# What you are asked to do
Report, as a bare number, how many lines contain the string "téve".
** Start **
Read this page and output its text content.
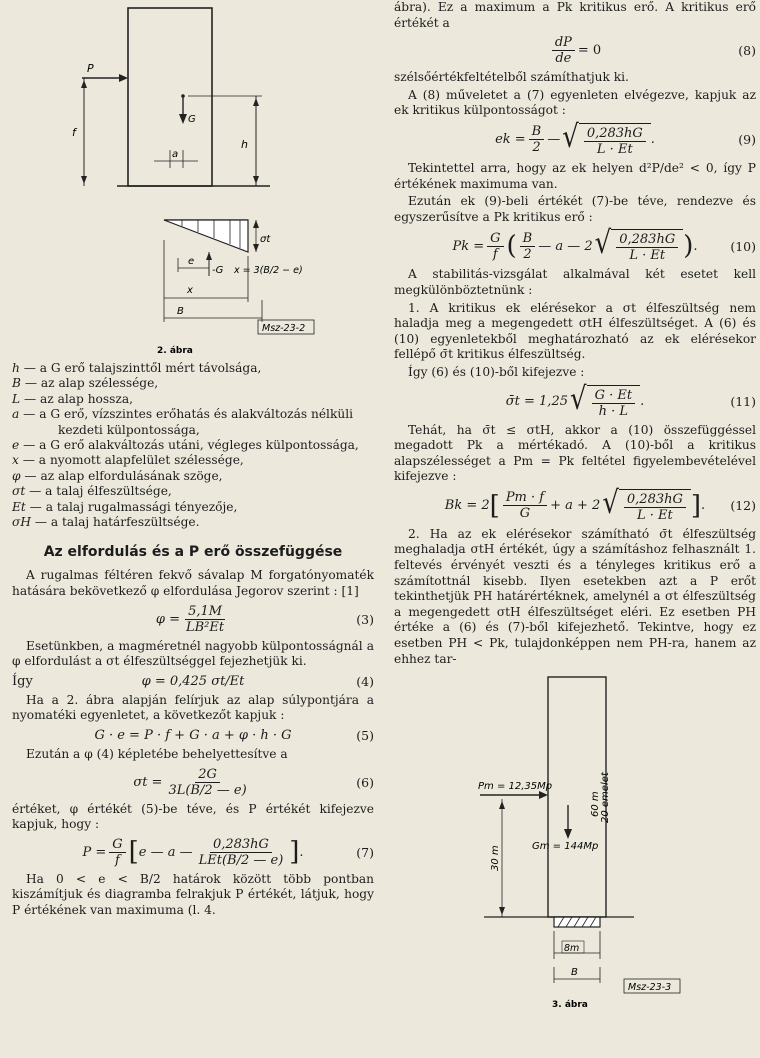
P
f
G
h
a
σt
-G x = 3(B/2 − e)
e
x
B
Msz-23-2
2. ábra
h — a G erő talajszinttől mért távolsága,
B — az alap szélessége,
L — az alap hossza,
a — a G erő, vízszintes erőhatás és alakváltozás nélküli kezdeti külpontossága,
e — a G erő alakváltozás utáni, végleges külpontossága,
x — a nyomott alapfelület szélessége,
φ — az alap elfordulásának szöge,
σt — a talaj élfeszültsége,
Et — a talaj rugalmassági tényezője,
σH — a talaj határfeszültsége.
Az elfordulás és a P erő összefüggése

A rugalmas féltéren fekvő sávalap M forgatónyomaték hatására bekövetkező φ elfordulása Jegorov szerint : [1]

$\varphi = \frac{5,1M}{\text{LB²Et}}$	(3)

Esetünkben, a magméretnél nagyobb külpontosságnál a φ elfordulást a σt élfeszültséggel fejezhetjük ki.

Így	φ = 0,425 σt/Et	(4)

Ha a 2. ábra alapján felírjuk az alap súlypontjára a nyomatéki egyenletet, a következőt kapjuk :

G · e = P · f + G · a + φ · h · G	(5)

Ezután a φ (4) képletébe behelyettesítve a

$\sigma t = \frac{2G}{3L(B/2 — e)}$	(6)

értéket, φ értékét (5)-be téve, és P értékét kifejezve kapjuk, hogy :

$P = \frac{G}{f}$ [ e — a — $\frac{0,283hG}{\text{LEt(B/2 — e)}}$ ] .	(7)

Ha 0 < e < B/2 határok között több pontban kiszámítjuk és diagramba felrakjuk P értékét, látjuk, hogy P értékének van maximuma (l. 4.

ábra). Ez a maximum a Pk kritikus erő. A kritikus erő értékét a

$\frac{dP}{de} = 0$	(8)

szélsőértékfeltételből számíthatjuk ki.

A (8) műveletet a (7) egyenleten elvégezve, kapjuk az ek kritikus külpontosságot :

ek = $\frac{B}{2}$ — √ $\frac{0,283hG}{L \cdot Et}$ .	(9)

Tekintettel arra, hogy az ek helyen d²P/de² < 0, így P értékének maximuma van.

Ezután ek (9)-beli értékét (7)-be téve, rendezve és egyszerűsítve a Pk kritikus erő :

$Pk = \frac{G}{f}$ ( $\frac{B}{2}$ — a — 2 √ $\frac{0,283hG}{L \cdot Et}$ ) .	(10)

A stabilitás-vizsgálat alkalmával két esetet kell megkülönböztetnünk :

1. A kritikus ek elérésekor a σt élfeszültség nem haladja meg a megengedett σtH élfeszültséget. A (6) és (10) egyenletekből meghatározható az ek elérésekor fellépő σ̄t kritikus élfeszültség.

Így (6) és (10)-ből kifejezve :

σ̄t = 1,25 √ $\frac{G \cdot Et}{h \cdot L}$ .	(11)

Tehát, ha σ̄t ≤ σtH, akkor a (10) összefüggéssel megadott Pk a mértékadó. A (10)-ből a kritikus alapszélességet a Pm = Pk feltétel figyelembevételével kifejezve :

Bk = 2 [ $\frac{Pm \cdot f}{G} + a + 2$ √ $\frac{0,283hG}{L \cdot Et}$ ] . (12)

2. Ha az ek elérésekor számítható σ̄t élfeszültség meghaladja σtH értékét, úgy a számításhoz felhasznált 1. feltevés érvényét veszti és a tényleges kritikus erő a számítottnál kisebb. Ilyen esetekben azt a P erőt tekinthetjük PH határértéknek, amelynél a σt élfeszültség a megengedett σtH élfeszültséget eléri. Ez esetben PH értéke a (6) és (7)-ből kifejezhető. Tekintve, hogy ez esetben PH < Pk, tulajdonképpen nem PH-ra, hanem az ehhez tar-

Pm = 12,35Mp
Gm = 144Mp
30 m
60 m 20 emelet
8m
B
Msz-23-3
3. ábra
** End **
# Result
2